**Material for this task**
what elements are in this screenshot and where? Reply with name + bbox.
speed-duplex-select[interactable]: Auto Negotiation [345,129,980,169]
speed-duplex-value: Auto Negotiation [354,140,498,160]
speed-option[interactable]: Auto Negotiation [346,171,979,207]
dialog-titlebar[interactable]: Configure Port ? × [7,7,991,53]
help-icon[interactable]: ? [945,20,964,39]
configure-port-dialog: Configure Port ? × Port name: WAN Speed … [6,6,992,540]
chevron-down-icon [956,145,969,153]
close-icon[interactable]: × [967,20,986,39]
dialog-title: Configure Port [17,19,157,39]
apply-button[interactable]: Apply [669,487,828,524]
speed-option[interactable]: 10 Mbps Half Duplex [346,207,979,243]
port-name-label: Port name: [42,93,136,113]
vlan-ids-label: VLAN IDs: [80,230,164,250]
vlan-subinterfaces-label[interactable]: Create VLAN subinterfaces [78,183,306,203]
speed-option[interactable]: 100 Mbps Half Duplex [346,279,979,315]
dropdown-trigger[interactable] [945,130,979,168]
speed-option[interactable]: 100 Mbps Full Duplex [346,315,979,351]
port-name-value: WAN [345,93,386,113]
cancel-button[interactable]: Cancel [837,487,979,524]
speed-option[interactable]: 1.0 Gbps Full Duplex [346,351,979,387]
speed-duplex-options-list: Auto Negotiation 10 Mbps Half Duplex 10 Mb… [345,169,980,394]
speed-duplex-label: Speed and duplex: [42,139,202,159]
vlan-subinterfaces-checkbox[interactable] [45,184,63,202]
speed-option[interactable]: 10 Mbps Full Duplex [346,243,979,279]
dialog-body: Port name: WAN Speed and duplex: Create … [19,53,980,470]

**Task to carry out**
Copy the data word for word, beginning with its first line and stopping after the line that contains "apply-button[interactable]: Apply [669,487,828,524]".

**Final result**
what elements are in this screenshot and where? Reply with name + bbox.
speed-duplex-select[interactable]: Auto Negotiation [345,129,980,169]
speed-duplex-value: Auto Negotiation [354,140,498,160]
speed-option[interactable]: Auto Negotiation [346,171,979,207]
dialog-titlebar[interactable]: Configure Port ? × [7,7,991,53]
help-icon[interactable]: ? [945,20,964,39]
configure-port-dialog: Configure Port ? × Port name: WAN Speed … [6,6,992,540]
chevron-down-icon [956,145,969,153]
close-icon[interactable]: × [967,20,986,39]
dialog-title: Configure Port [17,19,157,39]
apply-button[interactable]: Apply [669,487,828,524]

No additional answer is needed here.